● **GIVEN REQUEST**: Find every line with the word "Swiatek". Copy those lines.
─── INFORMATION SUPPLIED
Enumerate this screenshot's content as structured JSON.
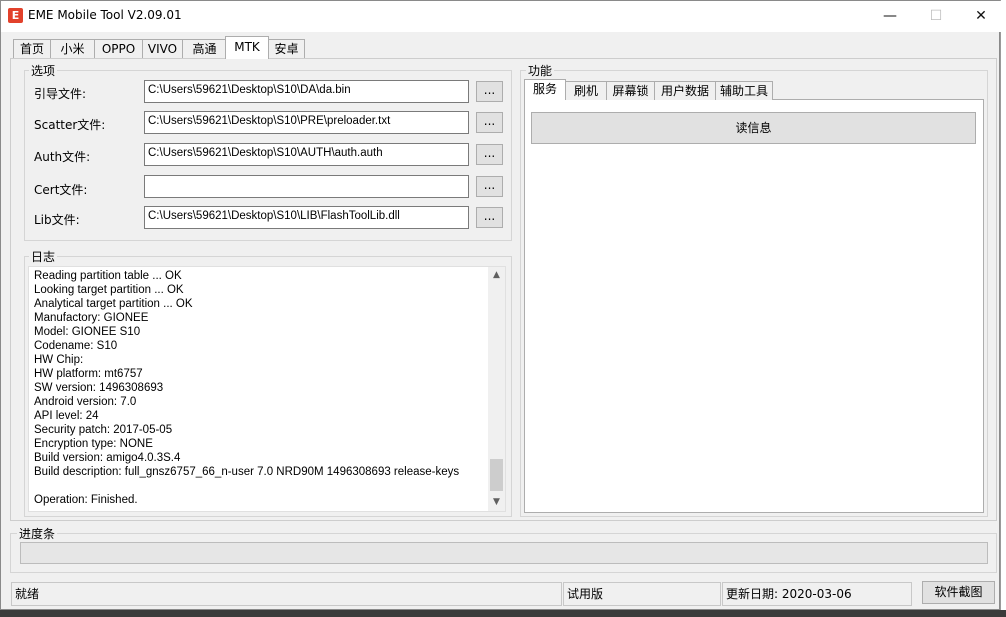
{
  "window": {
    "title": "EME Mobile Tool V2.09.01",
    "icon_glyph": "E",
    "controls": {
      "minimize": "—",
      "maximize": "☐",
      "close": "✕"
    }
  },
  "main_tabs": [
    "首页",
    "小米",
    "OPPO",
    "VIVO",
    "高通",
    "MTK",
    "安卓"
  ],
  "active_main_tab": "MTK",
  "options": {
    "legend": "选项",
    "fields": [
      {
        "label": "引导文件:",
        "value": "C:\\Users\\59621\\Desktop\\S10\\DA\\da.bin",
        "button": "..."
      },
      {
        "label": "Scatter文件:",
        "value": "C:\\Users\\59621\\Desktop\\S10\\PRE\\preloader.txt",
        "button": "..."
      },
      {
        "label": "Auth文件:",
        "value": "C:\\Users\\59621\\Desktop\\S10\\AUTH\\auth.auth",
        "button": "..."
      },
      {
        "label": "Cert文件:",
        "value": "",
        "button": "..."
      },
      {
        "label": "Lib文件:",
        "value": "C:\\Users\\59621\\Desktop\\S10\\LIB\\FlashToolLib.dll",
        "button": "..."
      }
    ]
  },
  "log": {
    "legend": "日志",
    "lines": [
      "Reading partition table ... OK",
      "Looking target partition ... OK",
      "Analytical target partition ... OK",
      "Manufactory: GIONEE",
      "Model: GIONEE S10",
      "Codename: S10",
      "HW Chip:",
      "HW platform: mt6757",
      "SW version: 1496308693",
      "Android version: 7.0",
      "API level: 24",
      "Security patch: 2017-05-05",
      "Encryption type: NONE",
      "Build version: amigo4.0.3S.4",
      "Build description: full_gnsz6757_66_n-user 7.0 NRD90M 1496308693 release-keys",
      "",
      "Operation: Finished."
    ],
    "scroll_up": "▲",
    "scroll_down": "▼"
  },
  "functions": {
    "legend": "功能",
    "tabs": [
      "服务",
      "刷机",
      "屏幕锁",
      "用户数据",
      "辅助工具"
    ],
    "active_tab": "服务",
    "read_info_button": "读信息"
  },
  "progress": {
    "legend": "进度条",
    "value": 0
  },
  "status_bar": {
    "status": "就绪",
    "edition": "试用版",
    "update_date": "更新日期:  2020-03-06",
    "screenshot_button": "软件截图"
  }
}
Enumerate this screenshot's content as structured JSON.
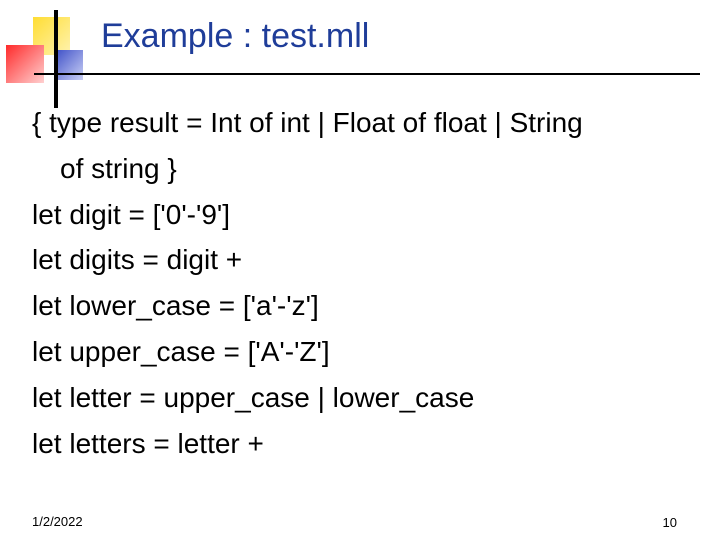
{
  "slide": {
    "title": "Example : test.mll",
    "lines": [
      "{ type result = Int of int | Float of float | String",
      "of string }",
      "let digit = ['0'-'9']",
      "let digits = digit +",
      "let lower_case = ['a'-'z']",
      "let upper_case = ['A'-'Z']",
      "let letter = upper_case | lower_case",
      "let letters = letter +"
    ]
  },
  "footer": {
    "date": "1/2/2022",
    "page_number": "10"
  },
  "colors": {
    "title": "#1f3d99",
    "logo_yellow": "#ffe566",
    "logo_red": "#ff4040",
    "logo_blue": "#5b68d6"
  }
}
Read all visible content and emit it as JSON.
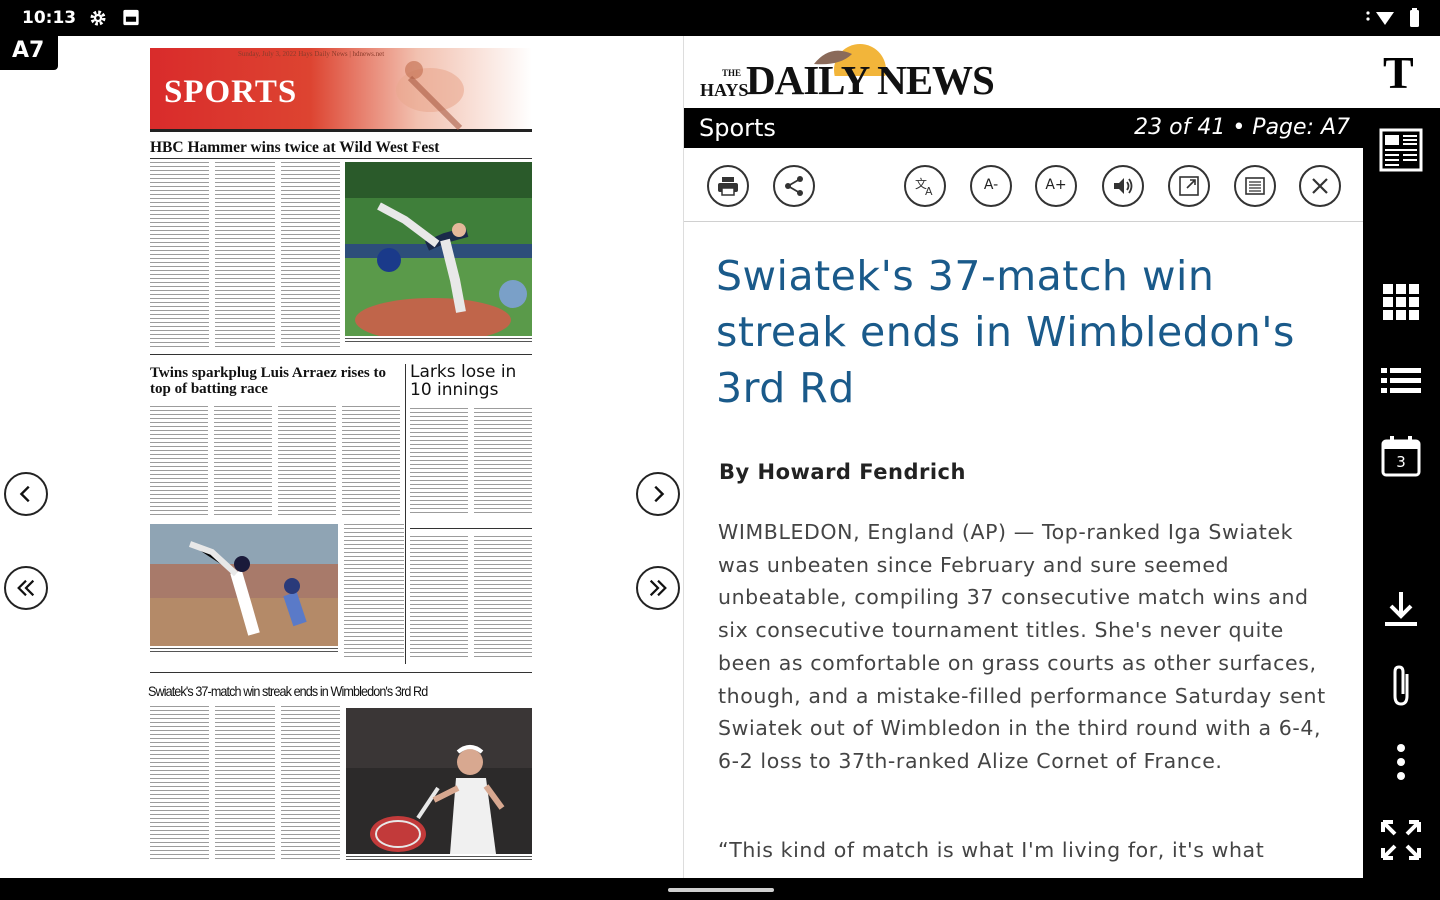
{
  "status_bar": {
    "time": "10:13"
  },
  "page_tag": "A7",
  "newspaper": {
    "banner_word": "SPORTS",
    "banner_top_text": "Sunday, July 3, 2022     Hays Daily News | hdnews.net",
    "headline_1": "HBC Hammer wins twice at Wild West Fest",
    "headline_2": "Twins sparkplug Luis Arraez rises to top of batting race",
    "headline_3": "Larks lose in 10 innings",
    "headline_4": "Swiatek's 37-match win streak ends in Wimbledon's 3rd Rd"
  },
  "article": {
    "masthead_the": "THE",
    "masthead_hays": "HAYS",
    "masthead_name": "DAILY NEWS",
    "section": "Sports",
    "counter": "23 of 41 • Page: A7",
    "tools": {
      "font_decrease": "A-",
      "font_increase": "A+"
    },
    "headline": "Swiatek's 37-match win streak ends in Wimbledon's 3rd Rd",
    "byline": "By Howard Fendrich",
    "body": "WIMBLEDON, England (AP) — Top-ranked Iga Swiatek was unbeaten since February and sure seemed unbeatable, compiling 37 consecutive match wins and six consecutive tournament titles. She's never quite been as comfortable on grass courts as other surfaces, though, and a mistake-filled performance Saturday sent Swiatek out of Wimbledon in the third round with a 6-4, 6-2 loss to 37th-ranked Alize Cornet of France.",
    "body_2": "“This kind of match is what I'm living for, it's what"
  },
  "right_rail": {
    "text_mode": "T",
    "calendar_day": "3"
  },
  "colors": {
    "headline_blue": "#1a5a8a",
    "banner_red": "#d92b2b",
    "bar_black": "#000000"
  }
}
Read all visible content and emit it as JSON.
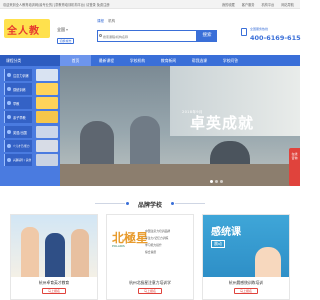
{
  "topbar": {
    "welcome": "欢迎来到全人教育培训网(最专业的儿童教育培训机构平台) 请登录 免费注册",
    "links": [
      "我的收藏",
      "客户服务",
      "机构平台",
      "网站导航"
    ]
  },
  "header": {
    "logo_text": "全人教",
    "city": "全国",
    "switch_city": "切换城市",
    "search_tabs": [
      "课程",
      "机构"
    ],
    "search_placeholder": "搜索课程/机构名称",
    "search_button": "搜索",
    "hotline_label": "全国服务热线",
    "hotline": "400-6169-615"
  },
  "nav": {
    "category_label": "课程分类",
    "items": [
      "首页",
      "最新课程",
      "学校机构",
      "教育新闻",
      "帮我选课",
      "学校问答"
    ],
    "active_index": 0
  },
  "side_menu": [
    "注意力训练",
    "感统训练",
    "早教",
    "亲子早教",
    "英语/出国",
    "少儿才艺/能力",
    "兴趣辅导 / 其他"
  ],
  "banner": {
    "year": "2018年9月",
    "slogan": "卓英成就"
  },
  "float_right": "在线咨询",
  "section": {
    "title": "品牌学校"
  },
  "cards": [
    {
      "name": "杭州卓育英才教育",
      "button": "马上报名"
    },
    {
      "name": "杭州北极星注意力培训学",
      "button": "马上报名",
      "brand": "北極星",
      "brand_sub": "POLARIS",
      "lines": [
        "中国注意力培训品牌",
        "专注力/记忆力训练",
        "学习能力提升",
        "综合素质"
      ]
    },
    {
      "name": "杭州晨感统训练培训",
      "button": "马上报名",
      "brand": "感统课",
      "brand_sub": "晨动"
    }
  ]
}
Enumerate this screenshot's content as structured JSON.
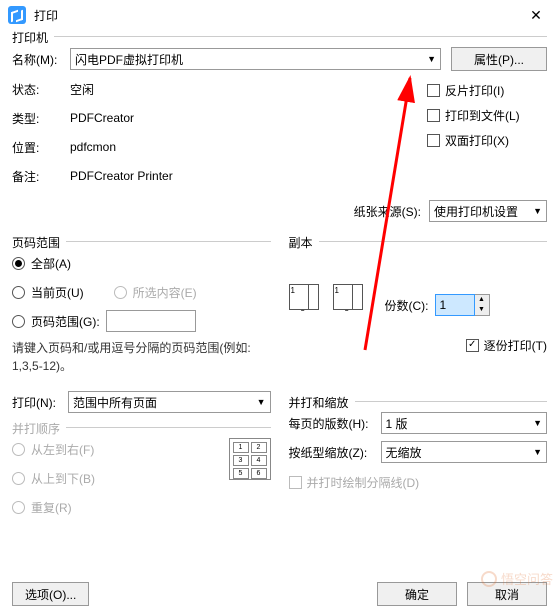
{
  "window": {
    "title": "打印"
  },
  "printer": {
    "legend": "打印机",
    "name_label": "名称(M):",
    "name_value": "闪电PDF虚拟打印机",
    "properties_btn": "属性(P)...",
    "status_label": "状态:",
    "status_value": "空闲",
    "type_label": "类型:",
    "type_value": "PDFCreator",
    "where_label": "位置:",
    "where_value": "pdfcmon",
    "comment_label": "备注:",
    "comment_value": "PDFCreator Printer",
    "reverse": "反片打印(I)",
    "tofile": "打印到文件(L)",
    "duplex": "双面打印(X)",
    "source_label": "纸张来源(S):",
    "source_value": "使用打印机设置"
  },
  "range": {
    "legend": "页码范围",
    "all": "全部(A)",
    "current": "当前页(U)",
    "selection": "所选内容(E)",
    "pages": "页码范围(G):",
    "hint": "请键入页码和/或用逗号分隔的页码范围(例如: 1,3,5-12)。"
  },
  "copies": {
    "legend": "副本",
    "count_label": "份数(C):",
    "count_value": "1",
    "collate": "逐份打印(T)"
  },
  "print_sel": {
    "label": "打印(N):",
    "value": "范围中所有页面"
  },
  "order": {
    "legend": "并打顺序",
    "lr": "从左到右(F)",
    "tb": "从上到下(B)",
    "repeat": "重复(R)"
  },
  "zoom": {
    "legend": "并打和缩放",
    "perpage_label": "每页的版数(H):",
    "perpage_value": "1 版",
    "scale_label": "按纸型缩放(Z):",
    "scale_value": "无缩放",
    "drawlines": "并打时绘制分隔线(D)"
  },
  "footer": {
    "options": "选项(O)...",
    "ok": "确定",
    "cancel": "取消"
  },
  "watermark": "悟空问答"
}
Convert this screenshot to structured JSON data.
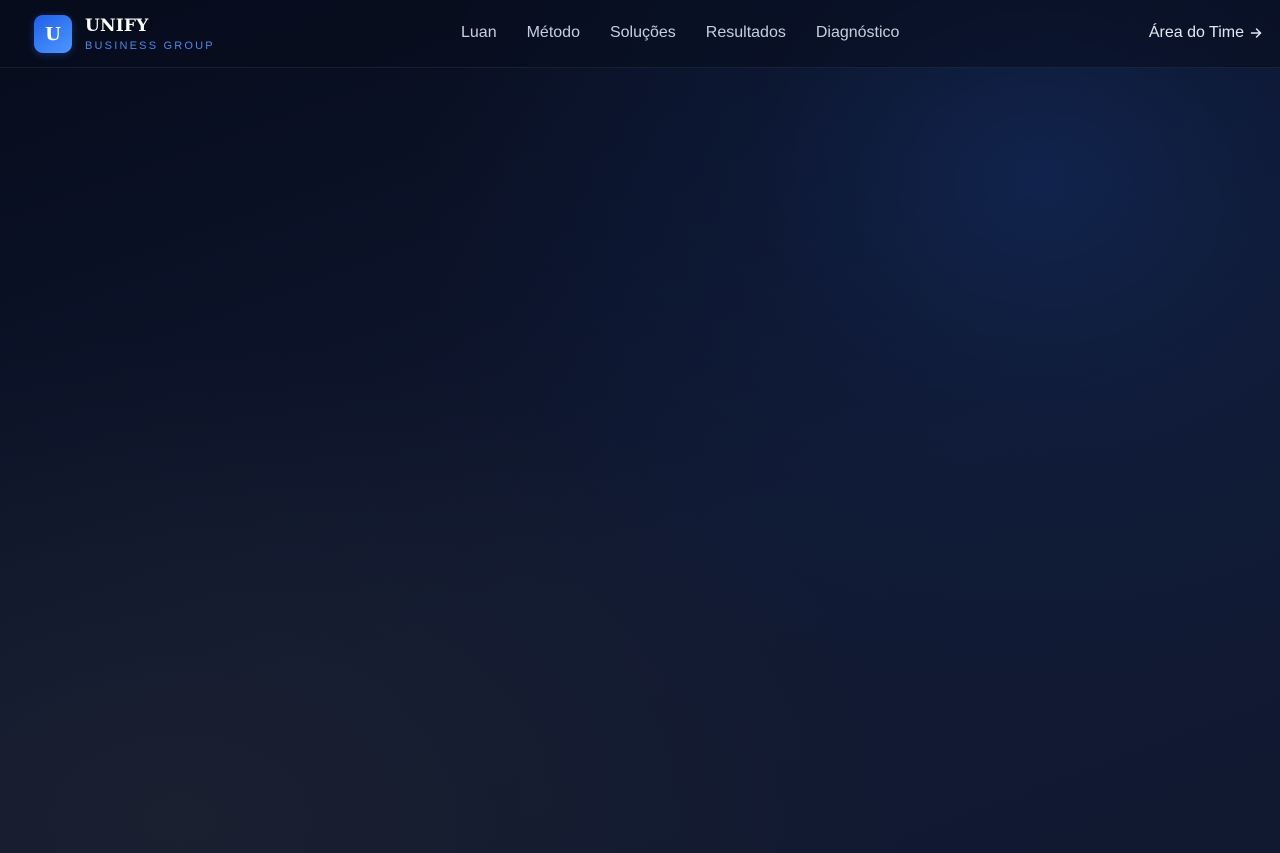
{
  "header": {
    "logo_letter": "U",
    "brand_name": "UNIFY",
    "brand_subtitle": "BUSINESS GROUP",
    "nav": [
      {
        "label": "Luan"
      },
      {
        "label": "Método"
      },
      {
        "label": "Soluções"
      },
      {
        "label": "Resultados"
      },
      {
        "label": "Diagnóstico"
      }
    ],
    "team_area_label": "Área do Time",
    "team_area_icon": "arrow-right-icon"
  },
  "colors": {
    "accent": "#3b82f6",
    "brand_subtitle": "#4f86e8",
    "background_dark": "#0c1329",
    "nav_text": "#c7cedd"
  }
}
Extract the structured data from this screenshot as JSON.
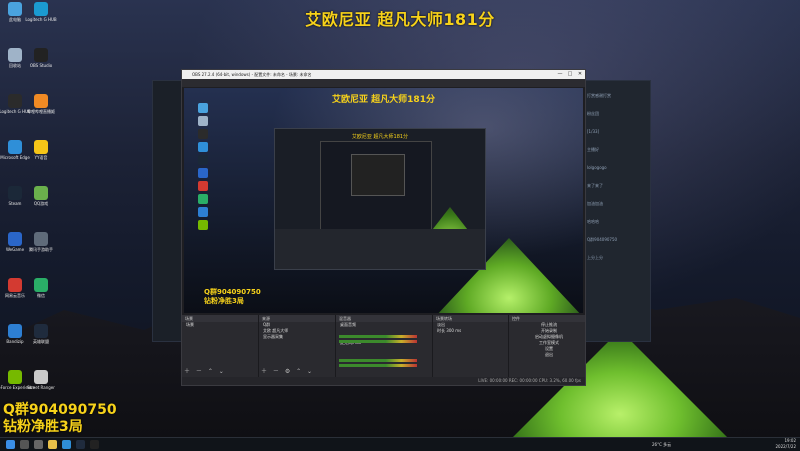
{
  "stream": {
    "title": "艾欧尼亚 超凡大师181分",
    "qq_line1": "Q群904090750",
    "qq_line2": "钻粉净胜3局"
  },
  "desktop": {
    "icons": [
      {
        "label": "此电脑",
        "color": "#4aa3df"
      },
      {
        "label": "Logitech G HUB",
        "color": "#1b9bd1"
      },
      {
        "label": "回收站",
        "color": "#9fb3c8"
      },
      {
        "label": "OBS Studio",
        "color": "#222222"
      },
      {
        "label": "Logitech G HUB",
        "color": "#2b2b2b"
      },
      {
        "label": "哔哩哔哩直播姬",
        "color": "#f08a24"
      },
      {
        "label": "Microsoft Edge",
        "color": "#2f8fd8"
      },
      {
        "label": "YY语音",
        "color": "#f5c518"
      },
      {
        "label": "Steam",
        "color": "#1b2838"
      },
      {
        "label": "QQ游戏",
        "color": "#6ab04c"
      },
      {
        "label": "WeGame",
        "color": "#2a66c9"
      },
      {
        "label": "腾讯手游助手",
        "color": "#5f6b7a"
      },
      {
        "label": "网易云音乐",
        "color": "#d33a31"
      },
      {
        "label": "微信",
        "color": "#2aae67"
      },
      {
        "label": "Bandizip",
        "color": "#2d7fd3"
      },
      {
        "label": "英雄联盟",
        "color": "#1f2b3d"
      },
      {
        "label": "GeForce Experience",
        "color": "#76b900"
      },
      {
        "label": "Street Ranger",
        "color": "#c9c9c9"
      }
    ]
  },
  "obs": {
    "window_title": "OBS 27.2.4 (64-bit, windows) - 配置文件: 未命名 - 场景: 未命名",
    "menu": [
      "文件(F)",
      "编辑(E)",
      "视图(V)",
      "停靠部件(D)",
      "配置文件(P)",
      "场景集合(S)",
      "工具(T)",
      "帮助(H)"
    ],
    "docks": {
      "scenes": {
        "header": "场景",
        "items": [
          "场景"
        ]
      },
      "sources": {
        "header": "来源",
        "items": [
          "Q群",
          "艾欧 超凡大师",
          "显示器采集"
        ]
      },
      "mixer": {
        "header": "混音器",
        "channels": [
          "桌面音频",
          "麦克风/Aux"
        ]
      },
      "transitions": {
        "header": "场景转场",
        "type": "淡出",
        "duration_label": "时长",
        "duration": "300 ms"
      },
      "controls": {
        "header": "控件",
        "buttons": [
          "停止推流",
          "开始录制",
          "启动虚拟摄像机",
          "工作室模式",
          "设置",
          "退出"
        ]
      }
    },
    "status": "LIVE: 00:00:00  REC: 00:00:00  CPU: 3.2%, 60.00 fps"
  },
  "background_window": {
    "chat": [
      "打赏感谢打赏",
      "粉丝团",
      "[1/33]",
      "主播好",
      "lolgogogo",
      "来了来了",
      "加油加油",
      "哈哈哈",
      "Q群904090750",
      "上分上分"
    ]
  },
  "taskbar": {
    "weather": "26°C 多云",
    "time": "19:02",
    "date": "2022/7/22"
  }
}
──────
● **SOLUTION TO THIS PROBLEM**:
    "headline_4": "Swiatek's 37-match win streak ends in Wimbledon's 3rd Rd"
    "headline": "Swiatek's 37-match win streak ends in Wimbledon's 3rd Rd",
    "body": "WIMBLEDON, England (AP) — Top-ranked Iga Swiatek was unbeaten since February and sure seemed unbeatable, compiling 37 consecutive match wins and six consecutive tournament titles. She's never quite been as comfortable on grass courts as other surfaces, though, and a mistake-filled performance Saturday sent Swiatek out of Wimbledon in the third round with a 6-4, 6-2 loss to 37th-ranked Alize Cornet of France.",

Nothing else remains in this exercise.